GOAL OF THE EXERCISE - Return only the line that contains "Read this page and output its text content." and each line after it, through the last line of the data below, copied exactly.

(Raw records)
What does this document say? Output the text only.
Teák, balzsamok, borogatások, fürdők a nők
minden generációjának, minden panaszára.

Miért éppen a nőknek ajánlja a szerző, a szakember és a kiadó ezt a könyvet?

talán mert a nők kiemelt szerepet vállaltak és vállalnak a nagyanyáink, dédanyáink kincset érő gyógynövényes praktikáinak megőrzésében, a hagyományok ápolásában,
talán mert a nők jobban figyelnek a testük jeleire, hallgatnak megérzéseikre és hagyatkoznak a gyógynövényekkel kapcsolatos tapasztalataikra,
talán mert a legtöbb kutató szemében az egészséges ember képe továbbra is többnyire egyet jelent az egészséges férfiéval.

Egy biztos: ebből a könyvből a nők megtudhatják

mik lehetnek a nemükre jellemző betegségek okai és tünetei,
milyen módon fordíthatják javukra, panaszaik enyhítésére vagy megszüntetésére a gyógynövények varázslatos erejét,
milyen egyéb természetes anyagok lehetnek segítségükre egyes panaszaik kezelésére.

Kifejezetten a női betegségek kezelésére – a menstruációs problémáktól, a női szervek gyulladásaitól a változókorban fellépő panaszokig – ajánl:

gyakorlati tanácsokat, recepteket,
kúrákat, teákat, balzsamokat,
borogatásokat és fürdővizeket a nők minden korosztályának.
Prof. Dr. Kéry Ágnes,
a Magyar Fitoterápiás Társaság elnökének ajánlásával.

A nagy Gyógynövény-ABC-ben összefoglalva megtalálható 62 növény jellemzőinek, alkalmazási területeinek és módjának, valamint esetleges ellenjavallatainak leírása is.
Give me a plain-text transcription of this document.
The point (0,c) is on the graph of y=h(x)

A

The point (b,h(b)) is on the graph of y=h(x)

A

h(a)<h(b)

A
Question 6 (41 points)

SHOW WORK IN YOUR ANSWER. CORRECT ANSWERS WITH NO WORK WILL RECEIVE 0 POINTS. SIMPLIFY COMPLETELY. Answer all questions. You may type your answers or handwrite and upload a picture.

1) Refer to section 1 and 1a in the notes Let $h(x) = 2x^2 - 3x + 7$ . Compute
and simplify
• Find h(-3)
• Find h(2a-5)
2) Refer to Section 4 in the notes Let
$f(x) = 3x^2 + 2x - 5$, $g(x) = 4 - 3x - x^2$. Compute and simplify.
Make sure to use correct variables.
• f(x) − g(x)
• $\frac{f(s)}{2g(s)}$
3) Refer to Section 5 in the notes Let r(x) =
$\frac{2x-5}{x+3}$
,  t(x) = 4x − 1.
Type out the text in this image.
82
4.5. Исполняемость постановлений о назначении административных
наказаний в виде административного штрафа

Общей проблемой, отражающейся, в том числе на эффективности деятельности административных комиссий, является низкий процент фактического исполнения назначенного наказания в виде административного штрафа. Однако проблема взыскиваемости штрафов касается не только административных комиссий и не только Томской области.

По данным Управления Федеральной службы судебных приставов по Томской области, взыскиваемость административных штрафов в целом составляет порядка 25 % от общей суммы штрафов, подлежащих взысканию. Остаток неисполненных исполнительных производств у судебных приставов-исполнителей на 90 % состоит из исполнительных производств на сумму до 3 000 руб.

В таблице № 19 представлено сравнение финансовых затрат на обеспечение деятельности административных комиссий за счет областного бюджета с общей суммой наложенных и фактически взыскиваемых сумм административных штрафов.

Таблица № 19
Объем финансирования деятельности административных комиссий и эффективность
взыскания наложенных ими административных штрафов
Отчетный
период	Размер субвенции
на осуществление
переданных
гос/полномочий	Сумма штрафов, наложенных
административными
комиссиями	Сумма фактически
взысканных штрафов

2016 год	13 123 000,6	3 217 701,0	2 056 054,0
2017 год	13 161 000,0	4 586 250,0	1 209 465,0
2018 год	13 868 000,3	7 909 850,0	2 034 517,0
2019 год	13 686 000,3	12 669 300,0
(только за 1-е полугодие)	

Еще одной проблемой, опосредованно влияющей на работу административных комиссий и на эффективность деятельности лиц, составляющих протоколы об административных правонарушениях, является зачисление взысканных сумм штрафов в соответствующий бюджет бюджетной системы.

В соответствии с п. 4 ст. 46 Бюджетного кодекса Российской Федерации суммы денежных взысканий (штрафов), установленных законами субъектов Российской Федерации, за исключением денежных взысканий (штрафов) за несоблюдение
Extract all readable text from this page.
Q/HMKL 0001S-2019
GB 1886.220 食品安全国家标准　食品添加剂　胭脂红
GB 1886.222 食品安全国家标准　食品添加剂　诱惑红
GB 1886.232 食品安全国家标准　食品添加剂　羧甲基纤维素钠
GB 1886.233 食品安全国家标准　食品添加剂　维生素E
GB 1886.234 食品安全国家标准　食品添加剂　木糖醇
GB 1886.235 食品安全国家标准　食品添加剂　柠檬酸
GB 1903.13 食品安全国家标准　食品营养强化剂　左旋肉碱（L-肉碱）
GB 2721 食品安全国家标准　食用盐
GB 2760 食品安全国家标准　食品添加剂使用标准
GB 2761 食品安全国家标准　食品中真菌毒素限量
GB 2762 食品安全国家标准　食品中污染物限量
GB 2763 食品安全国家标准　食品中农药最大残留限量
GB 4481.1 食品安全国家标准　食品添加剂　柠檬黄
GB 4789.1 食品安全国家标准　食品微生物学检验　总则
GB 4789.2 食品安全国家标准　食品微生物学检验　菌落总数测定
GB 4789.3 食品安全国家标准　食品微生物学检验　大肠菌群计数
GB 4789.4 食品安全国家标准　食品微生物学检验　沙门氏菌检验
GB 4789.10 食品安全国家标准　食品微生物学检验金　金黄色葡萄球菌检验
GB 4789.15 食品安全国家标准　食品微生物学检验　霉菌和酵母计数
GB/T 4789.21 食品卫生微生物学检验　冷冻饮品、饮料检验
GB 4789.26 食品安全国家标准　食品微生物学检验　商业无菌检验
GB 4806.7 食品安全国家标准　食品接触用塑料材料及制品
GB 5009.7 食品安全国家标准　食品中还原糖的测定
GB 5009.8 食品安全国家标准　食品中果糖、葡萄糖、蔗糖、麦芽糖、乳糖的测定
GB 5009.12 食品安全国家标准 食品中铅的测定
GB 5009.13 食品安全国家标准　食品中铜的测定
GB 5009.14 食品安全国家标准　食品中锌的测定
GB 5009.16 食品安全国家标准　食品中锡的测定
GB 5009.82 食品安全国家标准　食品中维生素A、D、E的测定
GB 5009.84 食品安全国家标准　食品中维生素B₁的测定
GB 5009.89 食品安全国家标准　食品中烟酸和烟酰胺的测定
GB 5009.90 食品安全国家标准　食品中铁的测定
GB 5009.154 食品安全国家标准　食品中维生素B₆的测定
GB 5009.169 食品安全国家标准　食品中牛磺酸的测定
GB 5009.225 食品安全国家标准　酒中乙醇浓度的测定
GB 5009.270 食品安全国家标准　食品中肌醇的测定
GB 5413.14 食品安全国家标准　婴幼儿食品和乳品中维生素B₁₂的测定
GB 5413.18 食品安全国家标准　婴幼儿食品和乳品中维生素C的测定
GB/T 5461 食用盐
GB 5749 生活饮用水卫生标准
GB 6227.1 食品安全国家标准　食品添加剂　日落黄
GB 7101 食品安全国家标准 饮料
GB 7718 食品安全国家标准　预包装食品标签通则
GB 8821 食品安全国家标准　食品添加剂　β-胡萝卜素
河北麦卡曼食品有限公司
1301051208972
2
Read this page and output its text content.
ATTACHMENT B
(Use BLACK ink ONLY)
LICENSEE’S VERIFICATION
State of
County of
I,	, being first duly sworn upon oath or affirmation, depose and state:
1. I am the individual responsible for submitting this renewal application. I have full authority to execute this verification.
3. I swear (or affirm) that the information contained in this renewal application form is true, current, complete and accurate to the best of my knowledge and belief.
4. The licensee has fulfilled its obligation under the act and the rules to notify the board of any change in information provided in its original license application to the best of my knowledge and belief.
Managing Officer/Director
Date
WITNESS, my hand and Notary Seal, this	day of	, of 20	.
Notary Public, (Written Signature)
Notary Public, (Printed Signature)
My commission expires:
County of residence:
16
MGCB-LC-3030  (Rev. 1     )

TASK ANSWER -
Read this page and output its text content.
ATTACHMENT B
(Use BLACK ink ONLY)
LICENSEE’S VERIFICATION
State of
County of
I,	, being first duly sworn upon oath or affirmation, depose and state:
1. I am the individual responsible for submitting this renewal application. I have full authority to execute this verification.
3. I swear (or affirm) that the information contained in this renewal application form is true, current, complete and accurate to the best of my knowledge and belief.
4. The licensee has fulfilled its obligation under the act and the rules to notify the board of any change in information provided in its original license application to the best of my knowledge and belief.
Managing Officer/Director
Date
WITNESS, my hand and Notary Seal, this	day of	, of 20	.
Notary Public, (Written Signature)
Notary Public, (Printed Signature)
My commission expires:
County of residence:
16
MGCB-LC-3030  (Rev. 1     )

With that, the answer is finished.